GIVEN EXERCISE: Exactly repeat the material, dropping only the pictures.

[Data records]
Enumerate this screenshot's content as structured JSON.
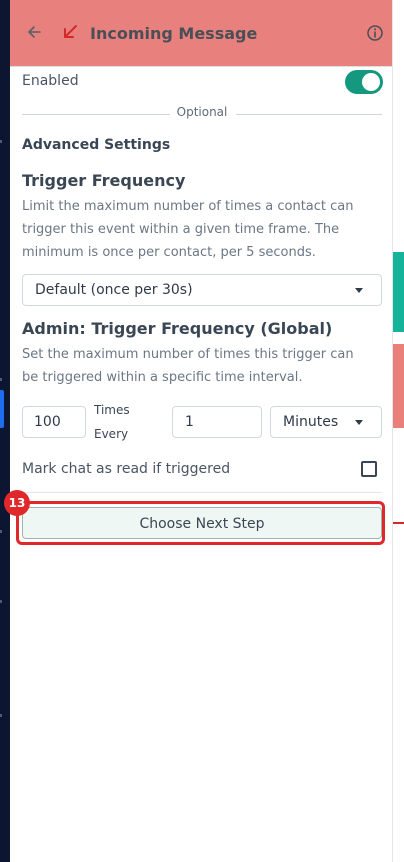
{
  "header": {
    "title": "Incoming Message",
    "back_icon": "arrow-left-icon",
    "type_icon": "arrow-down-left-icon",
    "info_icon": "info-circle-icon",
    "background": "#e8817d"
  },
  "enabled": {
    "label": "Enabled",
    "value": true,
    "accent": "#14987e"
  },
  "divider": {
    "label": "Optional"
  },
  "advanced": {
    "heading": "Advanced Settings"
  },
  "trigger_frequency": {
    "heading": "Trigger Frequency",
    "description_lines": [
      "Limit the maximum number of times a contact can",
      "trigger this event within a given time frame. The",
      "minimum is once per contact, per 5 seconds."
    ],
    "selected": "Default (once per 30s)"
  },
  "admin_frequency": {
    "heading": "Admin: Trigger Frequency (Global)",
    "description_lines": [
      "Set the maximum number of times this trigger can",
      "be triggered within a specific time interval."
    ],
    "times_value": "100",
    "times_label": "Times",
    "every_label": "Every",
    "interval_value": "1",
    "unit_selected": "Minutes"
  },
  "mark_read": {
    "label": "Mark chat as read if triggered",
    "checked": false
  },
  "next_step": {
    "label": "Choose Next Step",
    "badge": "13",
    "highlight_color": "#e0282b"
  }
}
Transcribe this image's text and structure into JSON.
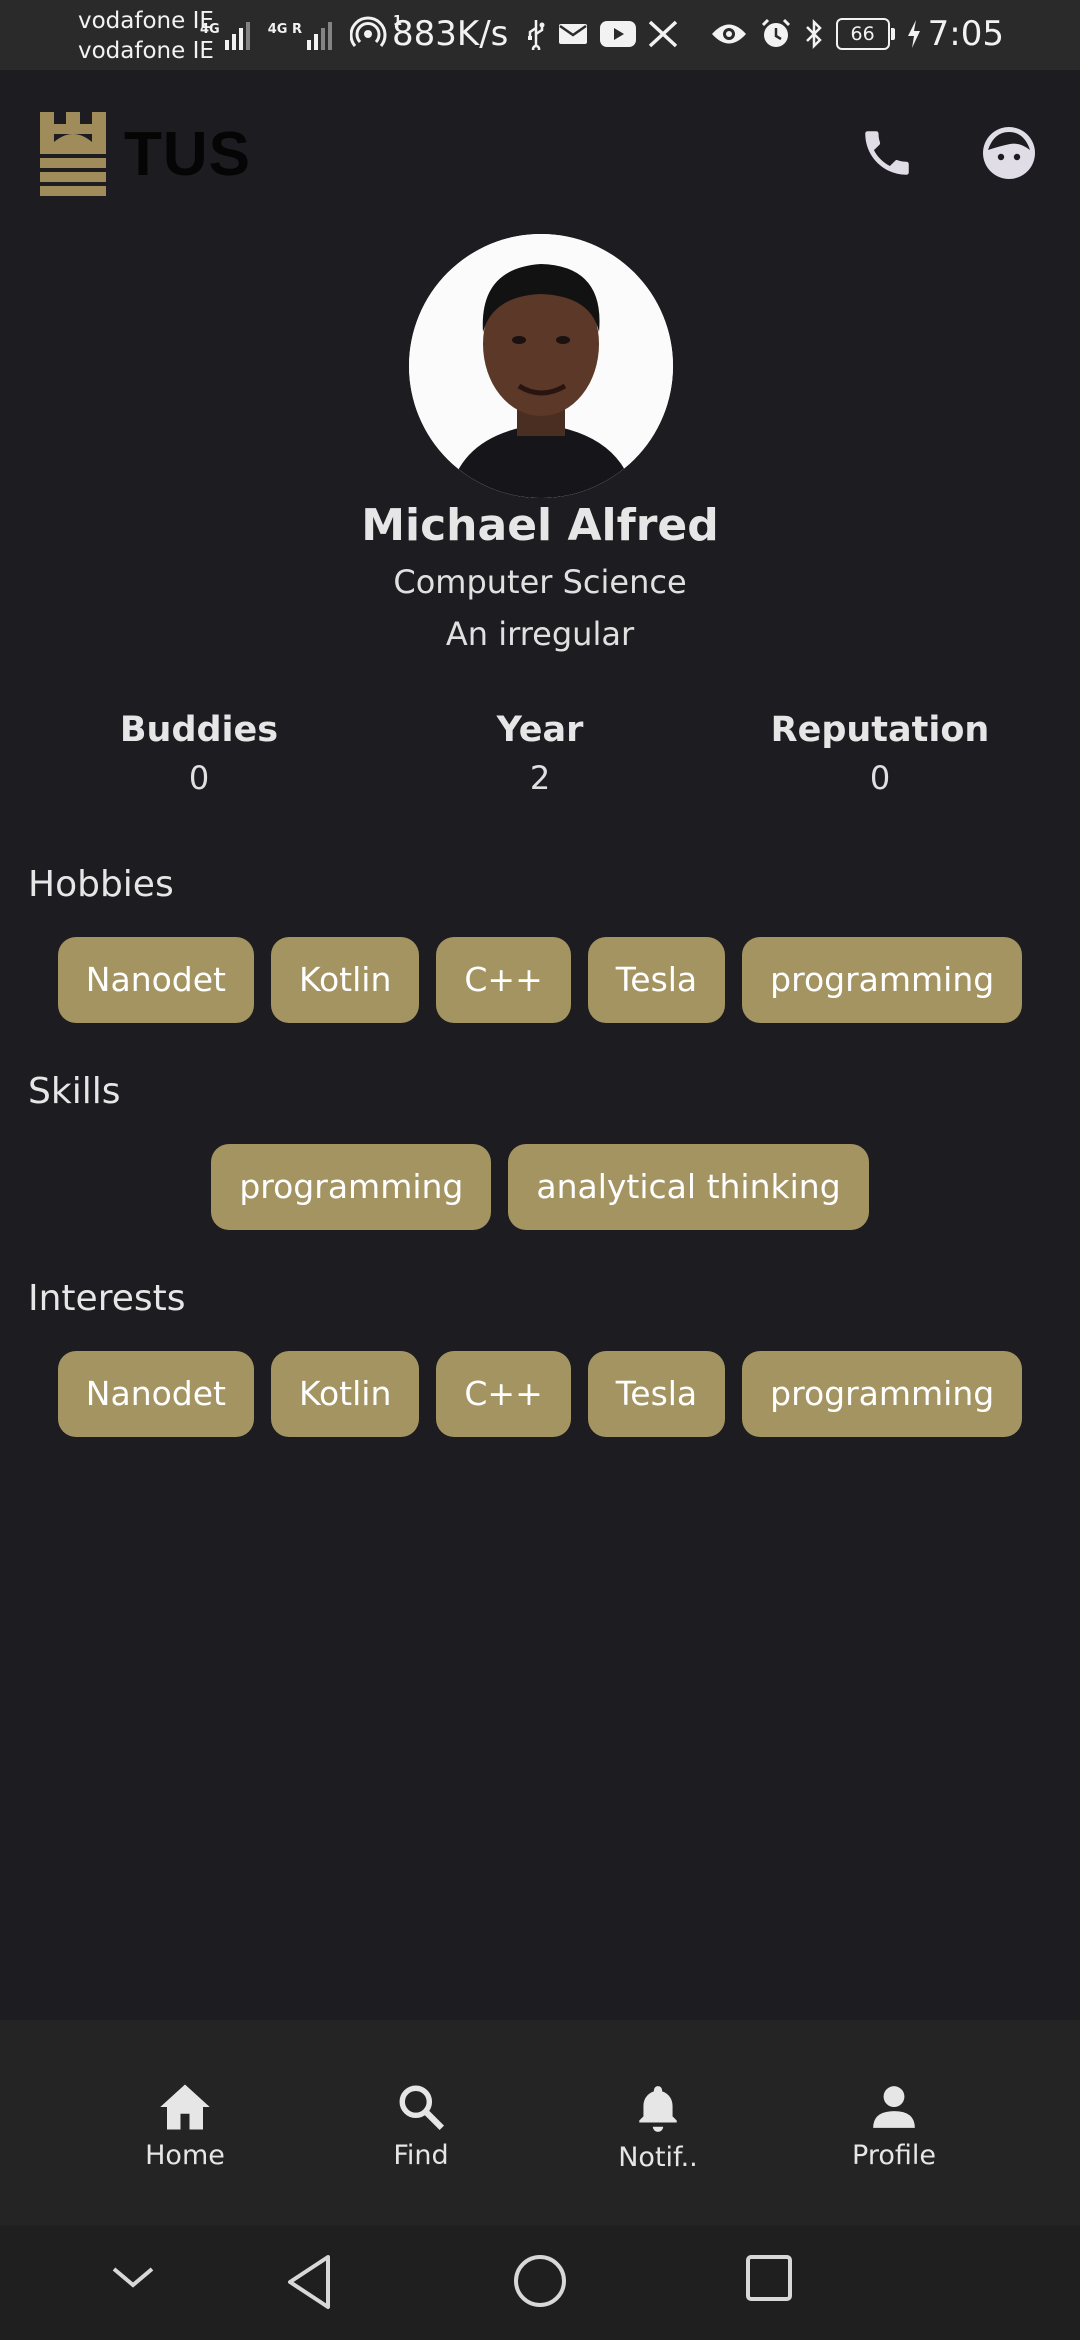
{
  "status_bar": {
    "carrier_1": "vodafone IE",
    "carrier_2": "vodafone IE",
    "network_1": "4G",
    "network_2": "4G R",
    "hotspot_count": "1",
    "speed": "883K/s",
    "battery": "66",
    "time": "7:05"
  },
  "header": {
    "logo_text": "TUS",
    "call_icon": "phone-icon",
    "avatar_icon": "face-icon"
  },
  "profile": {
    "name": "Michael Alfred",
    "course": "Computer Science",
    "tagline": "An irregular",
    "stats": [
      {
        "label": "Buddies",
        "value": "0"
      },
      {
        "label": "Year",
        "value": "2"
      },
      {
        "label": "Reputation",
        "value": "0"
      }
    ]
  },
  "sections": {
    "hobbies": {
      "title": "Hobbies",
      "chips": [
        "Nanodet",
        "Kotlin",
        "C++",
        "Tesla",
        "programming"
      ]
    },
    "skills": {
      "title": "Skills",
      "chips": [
        "programming",
        "analytical thinking"
      ]
    },
    "interests": {
      "title": "Interests",
      "chips": [
        "Nanodet",
        "Kotlin",
        "C++",
        "Tesla",
        "programming"
      ]
    }
  },
  "bottom_nav": {
    "items": [
      {
        "label": "Home",
        "icon": "home-icon"
      },
      {
        "label": "Find",
        "icon": "search-icon"
      },
      {
        "label": "Notif..",
        "icon": "bell-icon"
      },
      {
        "label": "Profile",
        "icon": "person-icon"
      }
    ]
  },
  "colors": {
    "background": "#1c1c21",
    "chip": "#a49462",
    "logo_gold": "#a08c5b",
    "nav_bar": "#242424"
  }
}
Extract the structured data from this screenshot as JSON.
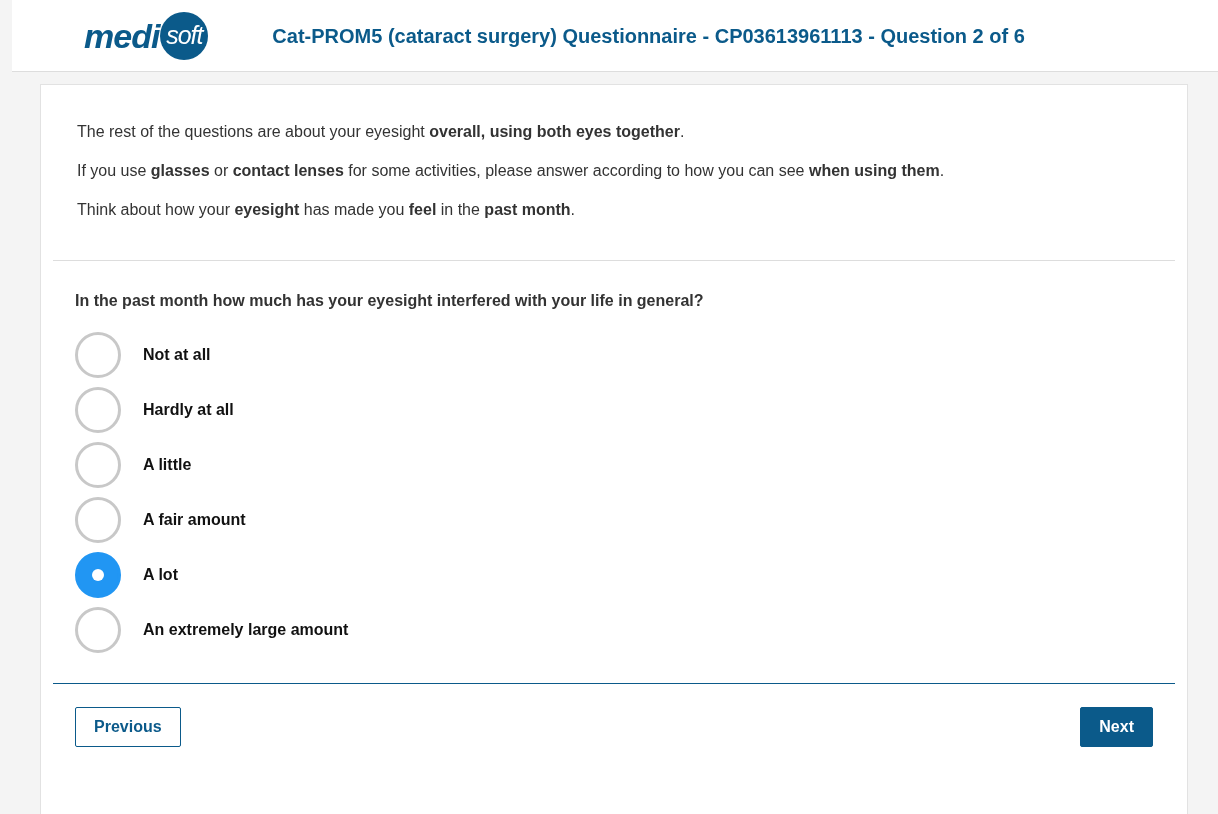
{
  "logo": {
    "word": "medi",
    "circle_word": "soft"
  },
  "header": {
    "title": "Cat-PROM5 (cataract surgery) Questionnaire - CP03613961113 - Question 2 of 6"
  },
  "intro": [
    "The rest of the questions are about your eyesight **overall, using both eyes together**.",
    "If you use **glasses** or **contact lenses** for some activities, please answer according to how you can see **when using them**.",
    "Think about how your **eyesight** has made you **feel** in the **past month**."
  ],
  "question": "In the past month how much has your eyesight interfered with your life in general?",
  "options": [
    {
      "label": "Not at all",
      "selected": false
    },
    {
      "label": "Hardly at all",
      "selected": false
    },
    {
      "label": "A little",
      "selected": false
    },
    {
      "label": "A fair amount",
      "selected": false
    },
    {
      "label": "A lot",
      "selected": true
    },
    {
      "label": "An extremely large amount",
      "selected": false
    }
  ],
  "buttons": [
    {
      "label": "Previous",
      "kind": "outline"
    },
    {
      "label": "Next",
      "kind": "solid"
    }
  ]
}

FULL RESPONSE:
Enumerate this screenshot's content as structured JSON.
{
  "header": {
    "title": "Incoming Message",
    "back_icon": "arrow-left-icon",
    "type_icon": "arrow-down-left-icon",
    "info_icon": "info-circle-icon",
    "background": "#e8817d"
  },
  "enabled": {
    "label": "Enabled",
    "value": true,
    "accent": "#14987e"
  },
  "divider": {
    "label": "Optional"
  },
  "advanced": {
    "heading": "Advanced Settings"
  },
  "trigger_frequency": {
    "heading": "Trigger Frequency",
    "description_lines": [
      "Limit the maximum number of times a contact can",
      "trigger this event within a given time frame. The",
      "minimum is once per contact, per 5 seconds."
    ],
    "selected": "Default (once per 30s)"
  },
  "admin_frequency": {
    "heading": "Admin: Trigger Frequency (Global)",
    "description_lines": [
      "Set the maximum number of times this trigger can",
      "be triggered within a specific time interval."
    ],
    "times_value": "100",
    "times_label": "Times",
    "every_label": "Every",
    "interval_value": "1",
    "unit_selected": "Minutes"
  },
  "mark_read": {
    "label": "Mark chat as read if triggered",
    "checked": false
  },
  "next_step": {
    "label": "Choose Next Step",
    "badge": "13",
    "highlight_color": "#e0282b"
  }
}
Transcribe this image's text and structure into JSON.
{
  "status_bar": {
    "carrier_1": "vodafone IE",
    "carrier_2": "vodafone IE",
    "network_1": "4G",
    "network_2": "4G R",
    "hotspot_count": "1",
    "speed": "883K/s",
    "battery": "66",
    "time": "7:05"
  },
  "header": {
    "logo_text": "TUS",
    "call_icon": "phone-icon",
    "avatar_icon": "face-icon"
  },
  "profile": {
    "name": "Michael Alfred",
    "course": "Computer Science",
    "tagline": "An irregular",
    "stats": [
      {
        "label": "Buddies",
        "value": "0"
      },
      {
        "label": "Year",
        "value": "2"
      },
      {
        "label": "Reputation",
        "value": "0"
      }
    ]
  },
  "sections": {
    "hobbies": {
      "title": "Hobbies",
      "chips": [
        "Nanodet",
        "Kotlin",
        "C++",
        "Tesla",
        "programming"
      ]
    },
    "skills": {
      "title": "Skills",
      "chips": [
        "programming",
        "analytical thinking"
      ]
    },
    "interests": {
      "title": "Interests",
      "chips": [
        "Nanodet",
        "Kotlin",
        "C++",
        "Tesla",
        "programming"
      ]
    }
  },
  "bottom_nav": {
    "items": [
      {
        "label": "Home",
        "icon": "home-icon"
      },
      {
        "label": "Find",
        "icon": "search-icon"
      },
      {
        "label": "Notif..",
        "icon": "bell-icon"
      },
      {
        "label": "Profile",
        "icon": "person-icon"
      }
    ]
  },
  "colors": {
    "background": "#1c1c21",
    "chip": "#a49462",
    "logo_gold": "#a08c5b",
    "nav_bar": "#242424"
  }
}
Extract the structured data from this screenshot as JSON.
{
  "logo": {
    "word": "medi",
    "circle_word": "soft"
  },
  "header": {
    "title": "Cat-PROM5 (cataract surgery) Questionnaire - CP03613961113 - Question 2 of 6"
  },
  "intro": [
    "The rest of the questions are about your eyesight **overall, using both eyes together**.",
    "If you use **glasses** or **contact lenses** for some activities, please answer according to how you can see **when using them**.",
    "Think about how your **eyesight** has made you **feel** in the **past month**."
  ],
  "question": "In the past month how much has your eyesight interfered with your life in general?",
  "options": [
    {
      "label": "Not at all",
      "selected": false
    },
    {
      "label": "Hardly at all",
      "selected": false
    },
    {
      "label": "A little",
      "selected": false
    },
    {
      "label": "A fair amount",
      "selected": false
    },
    {
      "label": "A lot",
      "selected": true
    },
    {
      "label": "An extremely large amount",
      "selected": false
    }
  ],
  "buttons": [
    {
      "label": "Previous",
      "kind": "outline"
    },
    {
      "label": "Next",
      "kind": "solid"
    }
  ]
}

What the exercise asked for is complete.